*EXERCISE BRIEF:*
Write out all records as given; omit images.

Chart and figure data:
________________
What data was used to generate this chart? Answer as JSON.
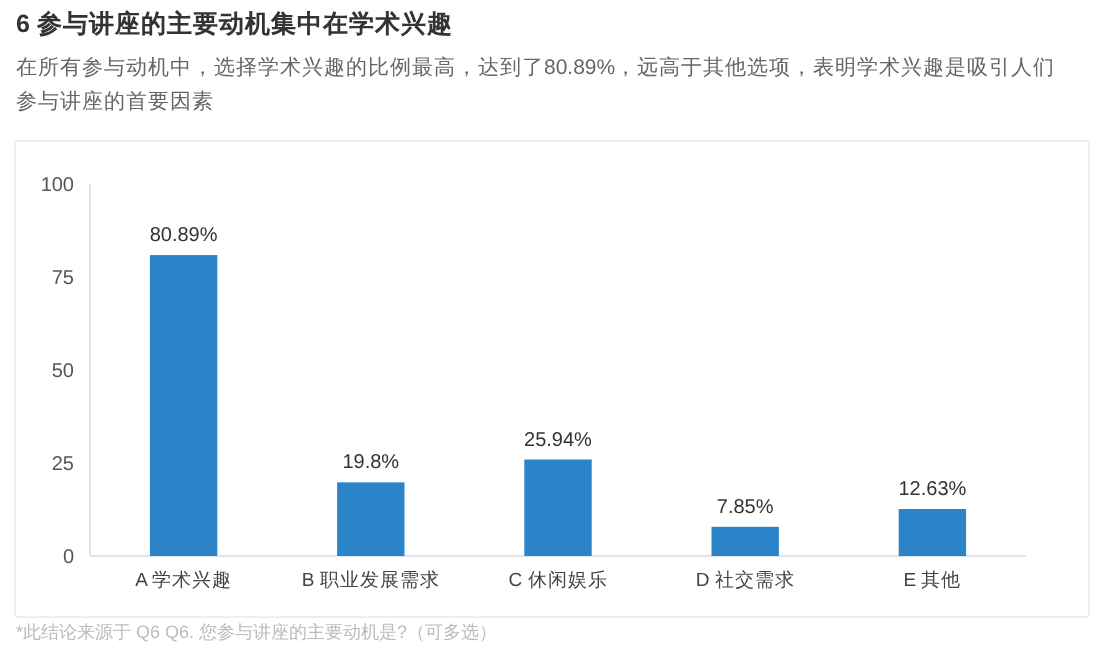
{
  "chart_data": {
    "type": "bar",
    "title": "6 参与讲座的主要动机集中在学术兴趣",
    "subtitle": "在所有参与动机中，选择学术兴趣的比例最高，达到了80.89%，远高于其他选项，表明学术兴趣是吸引人们参与讲座的首要因素",
    "categories": [
      "A 学术兴趣",
      "B 职业发展需求",
      "C 休闲娱乐",
      "D 社交需求",
      "E 其他"
    ],
    "values": [
      80.89,
      19.8,
      25.94,
      7.85,
      12.63
    ],
    "value_labels": [
      "80.89%",
      "19.8%",
      "25.94%",
      "7.85%",
      "12.63%"
    ],
    "color": "#2b84c8",
    "ylim": [
      0,
      100
    ],
    "yticks": [
      0,
      25,
      50,
      75,
      100
    ],
    "grid": false,
    "annotations": [
      "*此结论来源于 Q6 Q6. 您参与讲座的主要动机是?（可多选）"
    ]
  }
}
________________
*IN RESPONSE:*
What data was used to generate this chart? Answer as JSON.
{
  "chart_data": {
    "type": "bar",
    "title": "6 参与讲座的主要动机集中在学术兴趣",
    "subtitle": "在所有参与动机中，选择学术兴趣的比例最高，达到了80.89%，远高于其他选项，表明学术兴趣是吸引人们参与讲座的首要因素",
    "categories": [
      "A 学术兴趣",
      "B 职业发展需求",
      "C 休闲娱乐",
      "D 社交需求",
      "E 其他"
    ],
    "values": [
      80.89,
      19.8,
      25.94,
      7.85,
      12.63
    ],
    "value_labels": [
      "80.89%",
      "19.8%",
      "25.94%",
      "7.85%",
      "12.63%"
    ],
    "color": "#2b84c8",
    "ylim": [
      0,
      100
    ],
    "yticks": [
      0,
      25,
      50,
      75,
      100
    ],
    "grid": false,
    "annotations": [
      "*此结论来源于 Q6 Q6. 您参与讲座的主要动机是?（可多选）"
    ]
  }
}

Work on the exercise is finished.